**PROVIDED INFORMATION**
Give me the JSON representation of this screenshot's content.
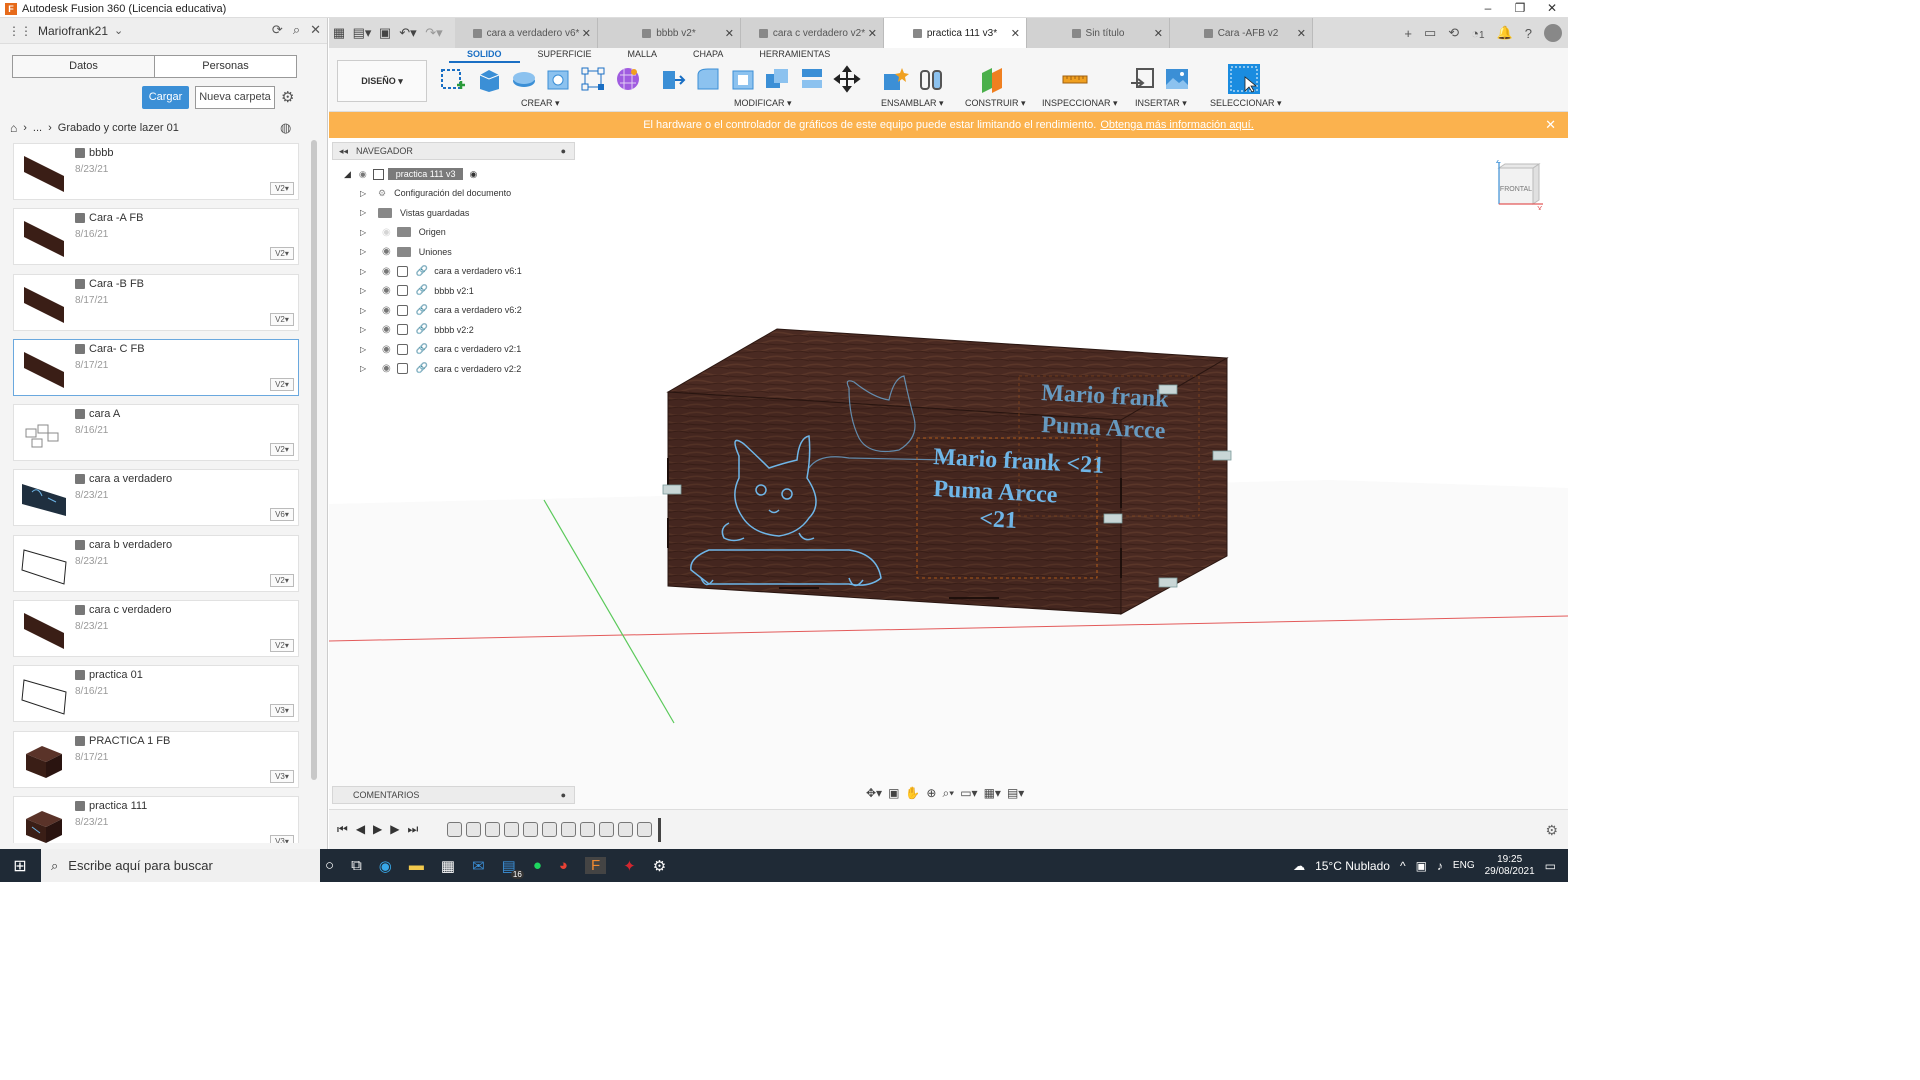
{
  "app": {
    "title": "Autodesk Fusion 360 (Licencia educativa)",
    "logo": "F"
  },
  "left_panel": {
    "user": "Mariofrank21",
    "tabs": [
      "Datos",
      "Personas"
    ],
    "upload_label": "Cargar",
    "new_folder_label": "Nueva carpeta",
    "breadcrumb_ellipsis": "...",
    "breadcrumb_folder": "Grabado y corte lazer 01",
    "files": [
      {
        "name": "bbbb",
        "date": "8/23/21",
        "version": "V2"
      },
      {
        "name": "Cara -A FB",
        "date": "8/16/21",
        "version": "V2"
      },
      {
        "name": "Cara -B FB",
        "date": "8/17/21",
        "version": "V2"
      },
      {
        "name": "Cara- C FB",
        "date": "8/17/21",
        "version": "V2"
      },
      {
        "name": "cara A",
        "date": "8/16/21",
        "version": "V2"
      },
      {
        "name": "cara a verdadero",
        "date": "8/23/21",
        "version": "V6"
      },
      {
        "name": "cara b verdadero",
        "date": "8/23/21",
        "version": "V2"
      },
      {
        "name": "cara c verdadero",
        "date": "8/23/21",
        "version": "V2"
      },
      {
        "name": "practica 01",
        "date": "8/16/21",
        "version": "V3"
      },
      {
        "name": "PRACTICA 1 FB",
        "date": "8/17/21",
        "version": "V3"
      },
      {
        "name": "practica 111",
        "date": "8/23/21",
        "version": "V3"
      }
    ]
  },
  "doc_tabs": [
    {
      "label": "cara a verdadero v6*"
    },
    {
      "label": "bbbb v2*"
    },
    {
      "label": "cara c verdadero v2*"
    },
    {
      "label": "practica 111 v3*",
      "active": true
    },
    {
      "label": "Sin título"
    },
    {
      "label": "Cara -AFB v2"
    }
  ],
  "topright_badge": "1",
  "toolbar": {
    "workspace": "DISEÑO",
    "ws_tabs": [
      "SOLIDO",
      "SUPERFICIE",
      "MALLA",
      "CHAPA",
      "HERRAMIENTAS"
    ],
    "groups": [
      "CREAR",
      "MODIFICAR",
      "ENSAMBLAR",
      "CONSTRUIR",
      "INSPECCIONAR",
      "INSERTAR",
      "SELECCIONAR"
    ]
  },
  "warning": {
    "text": "El hardware o el controlador de gráficos de este equipo puede estar limitando el rendimiento.",
    "link": "Obtenga más información aquí."
  },
  "navigator": {
    "title": "NAVEGADOR",
    "root": "practica 111 v3",
    "items": [
      {
        "label": "Configuración del documento",
        "kind": "gear"
      },
      {
        "label": "Vistas guardadas",
        "kind": "folder"
      },
      {
        "label": "Origen",
        "kind": "folder-eye"
      },
      {
        "label": "Uniones",
        "kind": "folder-eye"
      },
      {
        "label": "cara a verdadero v6:1",
        "kind": "comp"
      },
      {
        "label": "bbbb v2:1",
        "kind": "comp"
      },
      {
        "label": "cara a verdadero v6:2",
        "kind": "comp"
      },
      {
        "label": "bbbb v2:2",
        "kind": "comp"
      },
      {
        "label": "cara c verdadero v2:1",
        "kind": "comp"
      },
      {
        "label": "cara c verdadero v2:2",
        "kind": "comp"
      }
    ]
  },
  "viewcube": {
    "face": "FRONTAL",
    "z": "Z",
    "x": "X"
  },
  "engraving": {
    "line1": "Mario frank <21",
    "line2": "Puma Arcce",
    "line3": "<21",
    "back1": "Mario frank",
    "back2": "Puma Arcce"
  },
  "comments_label": "COMENTARIOS",
  "taskbar": {
    "search_placeholder": "Escribe aquí para buscar",
    "weather": "15°C  Nublado",
    "lang": "ENG",
    "time": "19:25",
    "date": "29/08/2021",
    "badge": "16"
  }
}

**PROBLEM DESCRIPTION**
Read the entries and select each line where the word "title" is found.

**FINAL ANSWER**
    "title": "Autodesk Fusion 360 (Licencia educativa)",
    "title": "NAVEGADOR",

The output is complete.